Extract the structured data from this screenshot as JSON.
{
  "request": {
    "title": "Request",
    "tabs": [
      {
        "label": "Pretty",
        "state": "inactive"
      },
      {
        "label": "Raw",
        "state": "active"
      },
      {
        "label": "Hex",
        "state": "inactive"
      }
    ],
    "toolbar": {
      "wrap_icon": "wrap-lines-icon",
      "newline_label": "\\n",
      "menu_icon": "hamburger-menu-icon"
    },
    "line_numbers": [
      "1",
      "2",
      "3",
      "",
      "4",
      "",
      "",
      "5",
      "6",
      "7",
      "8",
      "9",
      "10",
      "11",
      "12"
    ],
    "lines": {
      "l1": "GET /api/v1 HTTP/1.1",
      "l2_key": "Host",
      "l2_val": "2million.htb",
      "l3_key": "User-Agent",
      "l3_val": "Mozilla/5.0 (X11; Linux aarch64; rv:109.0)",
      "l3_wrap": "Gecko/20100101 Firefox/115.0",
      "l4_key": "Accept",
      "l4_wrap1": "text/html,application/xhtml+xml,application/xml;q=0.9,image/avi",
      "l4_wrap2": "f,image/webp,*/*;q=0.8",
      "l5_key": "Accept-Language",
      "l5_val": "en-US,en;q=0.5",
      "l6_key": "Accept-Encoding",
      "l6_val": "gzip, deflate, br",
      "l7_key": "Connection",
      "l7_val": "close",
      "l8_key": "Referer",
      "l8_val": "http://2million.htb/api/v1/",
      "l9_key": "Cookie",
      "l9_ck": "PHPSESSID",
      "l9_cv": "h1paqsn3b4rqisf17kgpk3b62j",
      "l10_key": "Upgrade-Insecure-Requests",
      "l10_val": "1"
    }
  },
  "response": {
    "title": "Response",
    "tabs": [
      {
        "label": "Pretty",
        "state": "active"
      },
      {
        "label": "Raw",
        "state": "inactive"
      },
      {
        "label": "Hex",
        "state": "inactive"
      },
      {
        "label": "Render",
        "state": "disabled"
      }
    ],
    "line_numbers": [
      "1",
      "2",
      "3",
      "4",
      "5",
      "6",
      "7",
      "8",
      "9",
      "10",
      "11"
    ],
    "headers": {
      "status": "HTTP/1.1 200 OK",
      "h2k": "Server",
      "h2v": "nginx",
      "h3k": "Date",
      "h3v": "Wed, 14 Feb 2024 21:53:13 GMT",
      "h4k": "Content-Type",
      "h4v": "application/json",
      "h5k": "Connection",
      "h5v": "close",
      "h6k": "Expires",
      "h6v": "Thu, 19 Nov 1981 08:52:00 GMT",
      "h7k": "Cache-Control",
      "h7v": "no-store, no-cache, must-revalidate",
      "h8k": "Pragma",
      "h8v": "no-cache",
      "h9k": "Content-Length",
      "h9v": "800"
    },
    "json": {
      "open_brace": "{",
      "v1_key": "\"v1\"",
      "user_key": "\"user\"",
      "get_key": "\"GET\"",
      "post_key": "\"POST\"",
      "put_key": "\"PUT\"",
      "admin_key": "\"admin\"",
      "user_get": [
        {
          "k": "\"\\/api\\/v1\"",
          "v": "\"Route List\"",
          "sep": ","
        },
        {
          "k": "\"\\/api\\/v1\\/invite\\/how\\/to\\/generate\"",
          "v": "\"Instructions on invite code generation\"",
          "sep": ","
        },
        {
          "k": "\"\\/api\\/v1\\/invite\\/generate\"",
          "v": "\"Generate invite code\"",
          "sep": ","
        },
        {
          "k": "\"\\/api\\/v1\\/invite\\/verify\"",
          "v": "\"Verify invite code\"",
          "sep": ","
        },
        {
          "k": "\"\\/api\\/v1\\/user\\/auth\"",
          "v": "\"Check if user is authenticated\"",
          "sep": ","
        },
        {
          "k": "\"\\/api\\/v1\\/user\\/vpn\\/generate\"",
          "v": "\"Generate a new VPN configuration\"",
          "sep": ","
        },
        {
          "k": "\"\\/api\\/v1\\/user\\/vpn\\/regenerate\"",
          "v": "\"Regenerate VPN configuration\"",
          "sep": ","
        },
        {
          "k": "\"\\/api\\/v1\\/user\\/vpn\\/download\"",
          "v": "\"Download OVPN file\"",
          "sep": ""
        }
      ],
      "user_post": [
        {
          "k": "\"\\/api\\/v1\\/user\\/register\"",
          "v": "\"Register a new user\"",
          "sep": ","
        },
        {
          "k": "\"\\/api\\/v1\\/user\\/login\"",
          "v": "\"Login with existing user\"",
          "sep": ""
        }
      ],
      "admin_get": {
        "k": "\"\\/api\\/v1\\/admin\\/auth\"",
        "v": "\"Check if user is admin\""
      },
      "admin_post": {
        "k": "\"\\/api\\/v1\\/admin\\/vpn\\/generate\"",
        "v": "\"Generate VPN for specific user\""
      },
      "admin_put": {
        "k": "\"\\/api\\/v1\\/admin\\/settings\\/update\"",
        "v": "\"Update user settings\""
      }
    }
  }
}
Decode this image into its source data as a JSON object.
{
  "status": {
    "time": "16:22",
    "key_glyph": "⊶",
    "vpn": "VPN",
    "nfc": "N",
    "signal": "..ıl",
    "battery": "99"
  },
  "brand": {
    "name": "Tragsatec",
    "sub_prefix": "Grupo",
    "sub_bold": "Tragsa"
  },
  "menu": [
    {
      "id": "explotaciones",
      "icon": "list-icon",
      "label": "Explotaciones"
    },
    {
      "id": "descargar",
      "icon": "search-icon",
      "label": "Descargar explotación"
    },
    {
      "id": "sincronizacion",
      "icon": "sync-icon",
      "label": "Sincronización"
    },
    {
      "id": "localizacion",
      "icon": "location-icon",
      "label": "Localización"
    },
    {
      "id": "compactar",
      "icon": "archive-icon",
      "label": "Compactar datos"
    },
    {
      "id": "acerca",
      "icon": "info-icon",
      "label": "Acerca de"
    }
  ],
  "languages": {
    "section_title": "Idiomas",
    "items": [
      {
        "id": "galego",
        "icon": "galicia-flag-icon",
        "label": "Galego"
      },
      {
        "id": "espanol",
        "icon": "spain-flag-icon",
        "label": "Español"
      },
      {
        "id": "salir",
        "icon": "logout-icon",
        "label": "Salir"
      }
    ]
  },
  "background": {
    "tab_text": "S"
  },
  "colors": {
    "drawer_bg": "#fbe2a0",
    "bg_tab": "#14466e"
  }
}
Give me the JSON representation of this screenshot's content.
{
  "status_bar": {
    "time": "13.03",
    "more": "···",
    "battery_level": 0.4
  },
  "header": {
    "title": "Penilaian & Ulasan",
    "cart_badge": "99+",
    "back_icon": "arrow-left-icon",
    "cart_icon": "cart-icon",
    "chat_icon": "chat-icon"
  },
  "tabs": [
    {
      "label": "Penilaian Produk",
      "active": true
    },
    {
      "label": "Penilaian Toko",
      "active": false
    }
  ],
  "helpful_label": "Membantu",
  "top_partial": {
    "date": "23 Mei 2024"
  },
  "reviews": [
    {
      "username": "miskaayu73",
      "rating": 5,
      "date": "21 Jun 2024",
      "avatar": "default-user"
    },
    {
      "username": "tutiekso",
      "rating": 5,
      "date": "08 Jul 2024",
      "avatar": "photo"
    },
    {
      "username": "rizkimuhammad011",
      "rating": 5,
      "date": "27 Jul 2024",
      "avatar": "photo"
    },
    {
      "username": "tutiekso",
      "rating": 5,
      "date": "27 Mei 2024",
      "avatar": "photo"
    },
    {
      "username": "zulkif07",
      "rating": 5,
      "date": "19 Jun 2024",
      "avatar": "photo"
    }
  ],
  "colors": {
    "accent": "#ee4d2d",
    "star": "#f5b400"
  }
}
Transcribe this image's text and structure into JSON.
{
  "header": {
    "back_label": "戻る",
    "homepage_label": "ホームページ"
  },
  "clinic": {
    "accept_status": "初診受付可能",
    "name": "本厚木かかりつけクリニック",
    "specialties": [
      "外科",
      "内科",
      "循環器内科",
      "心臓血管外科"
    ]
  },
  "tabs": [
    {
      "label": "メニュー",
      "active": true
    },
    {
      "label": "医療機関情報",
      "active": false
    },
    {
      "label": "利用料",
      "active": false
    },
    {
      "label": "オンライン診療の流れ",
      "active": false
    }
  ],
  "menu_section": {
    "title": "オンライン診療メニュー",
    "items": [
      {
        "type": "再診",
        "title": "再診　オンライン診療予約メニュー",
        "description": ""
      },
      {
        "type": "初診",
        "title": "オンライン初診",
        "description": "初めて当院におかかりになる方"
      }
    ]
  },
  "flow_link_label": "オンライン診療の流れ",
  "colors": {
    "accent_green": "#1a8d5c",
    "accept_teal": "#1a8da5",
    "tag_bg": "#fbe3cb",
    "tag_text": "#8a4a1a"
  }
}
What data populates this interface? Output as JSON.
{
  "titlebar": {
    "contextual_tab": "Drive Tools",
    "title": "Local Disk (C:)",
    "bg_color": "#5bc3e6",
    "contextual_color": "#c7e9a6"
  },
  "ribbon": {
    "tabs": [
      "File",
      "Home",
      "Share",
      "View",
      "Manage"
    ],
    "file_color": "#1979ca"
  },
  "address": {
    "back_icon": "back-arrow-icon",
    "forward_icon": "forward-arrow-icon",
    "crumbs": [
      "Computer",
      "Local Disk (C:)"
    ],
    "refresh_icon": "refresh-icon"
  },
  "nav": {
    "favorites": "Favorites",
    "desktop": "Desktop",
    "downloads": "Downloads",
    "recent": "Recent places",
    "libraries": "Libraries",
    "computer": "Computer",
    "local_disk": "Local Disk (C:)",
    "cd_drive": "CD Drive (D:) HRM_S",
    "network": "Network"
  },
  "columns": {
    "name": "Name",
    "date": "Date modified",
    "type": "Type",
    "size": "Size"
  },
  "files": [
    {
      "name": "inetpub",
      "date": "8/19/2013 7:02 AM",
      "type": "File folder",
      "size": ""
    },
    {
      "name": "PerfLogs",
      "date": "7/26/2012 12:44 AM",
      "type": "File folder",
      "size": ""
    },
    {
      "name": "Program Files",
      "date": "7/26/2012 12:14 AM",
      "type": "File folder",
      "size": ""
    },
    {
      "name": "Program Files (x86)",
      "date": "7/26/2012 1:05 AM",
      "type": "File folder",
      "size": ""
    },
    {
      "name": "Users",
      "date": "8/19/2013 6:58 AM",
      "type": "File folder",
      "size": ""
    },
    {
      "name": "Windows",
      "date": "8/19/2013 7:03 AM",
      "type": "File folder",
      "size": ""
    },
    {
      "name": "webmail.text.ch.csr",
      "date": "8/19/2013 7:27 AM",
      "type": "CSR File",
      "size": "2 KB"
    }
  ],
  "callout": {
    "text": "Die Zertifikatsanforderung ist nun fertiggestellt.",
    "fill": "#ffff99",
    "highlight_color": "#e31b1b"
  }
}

=======

> [Problem details] Of the lines in the entries, how many include the word "Program"? State only the number.

> [Written solution] 2